-- Your goal --
Pictures don't belong in the copy; print all the records exactly.

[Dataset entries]
- - - - - - -

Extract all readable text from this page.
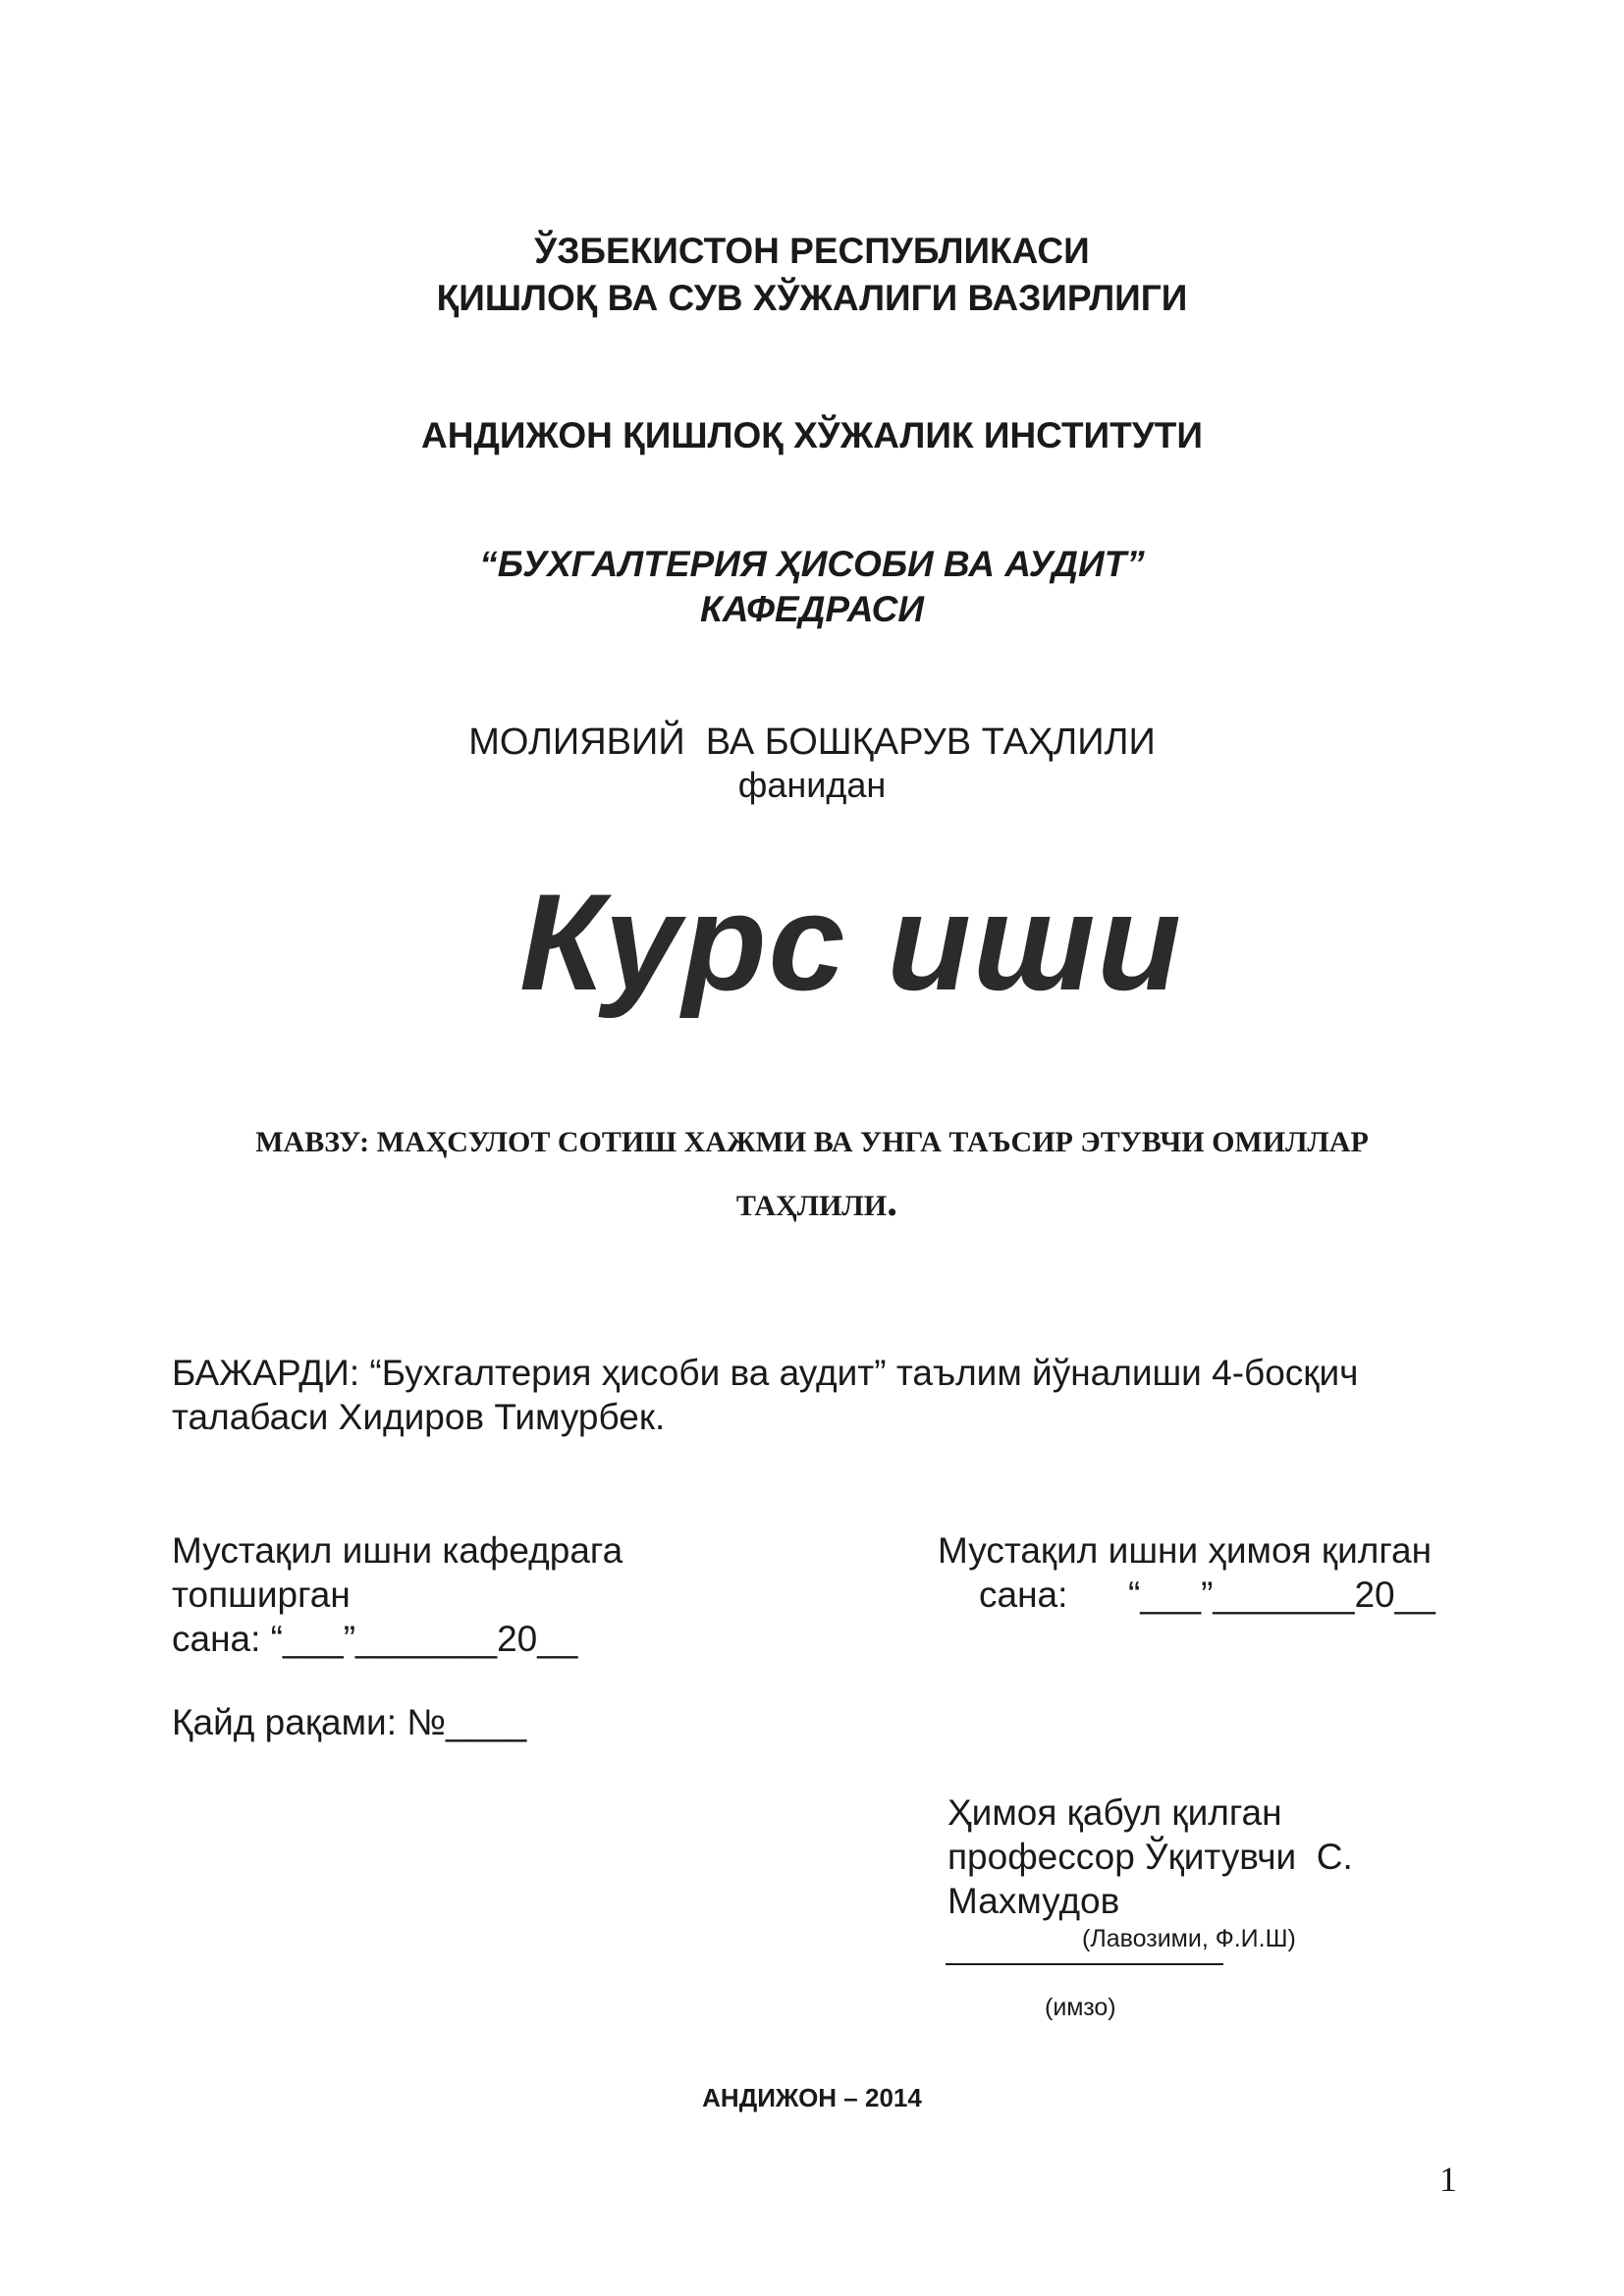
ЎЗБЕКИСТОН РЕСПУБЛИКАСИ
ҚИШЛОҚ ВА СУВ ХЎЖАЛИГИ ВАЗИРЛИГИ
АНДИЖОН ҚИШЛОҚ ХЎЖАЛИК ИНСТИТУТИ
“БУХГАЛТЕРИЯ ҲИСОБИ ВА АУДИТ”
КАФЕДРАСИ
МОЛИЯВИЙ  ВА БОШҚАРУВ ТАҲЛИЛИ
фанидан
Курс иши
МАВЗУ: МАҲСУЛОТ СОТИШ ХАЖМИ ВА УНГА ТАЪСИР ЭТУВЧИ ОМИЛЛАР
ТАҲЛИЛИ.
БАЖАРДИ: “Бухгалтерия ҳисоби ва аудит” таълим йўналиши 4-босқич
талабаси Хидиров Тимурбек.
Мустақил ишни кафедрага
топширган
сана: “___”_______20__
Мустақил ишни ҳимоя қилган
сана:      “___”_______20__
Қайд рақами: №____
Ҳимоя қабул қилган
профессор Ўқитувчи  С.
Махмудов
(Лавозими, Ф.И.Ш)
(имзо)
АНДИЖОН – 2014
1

- - - - - - -

-- Exercise answer --
Extract all readable text from this page.
ЎЗБЕКИСТОН РЕСПУБЛИКАСИ
ҚИШЛОҚ ВА СУВ ХЎЖАЛИГИ ВАЗИРЛИГИ
АНДИЖОН ҚИШЛОҚ ХЎЖАЛИК ИНСТИТУТИ
“БУХГАЛТЕРИЯ ҲИСОБИ ВА АУДИТ”
КАФЕДРАСИ
МОЛИЯВИЙ  ВА БОШҚАРУВ ТАҲЛИЛИ
фанидан
Курс иши
МАВЗУ: МАҲСУЛОТ СОТИШ ХАЖМИ ВА УНГА ТАЪСИР ЭТУВЧИ ОМИЛЛАР
ТАҲЛИЛИ.
БАЖАРДИ: “Бухгалтерия ҳисоби ва аудит” таълим йўналиши 4-босқич
талабаси Хидиров Тимурбек.
Мустақил ишни кафедрага
топширган
сана: “___”_______20__
Мустақил ишни ҳимоя қилган
сана:      “___”_______20__
Қайд рақами: №____
Ҳимоя қабул қилган
профессор Ўқитувчи  С.
Махмудов
(Лавозими, Ф.И.Ш)
(имзо)
АНДИЖОН – 2014
1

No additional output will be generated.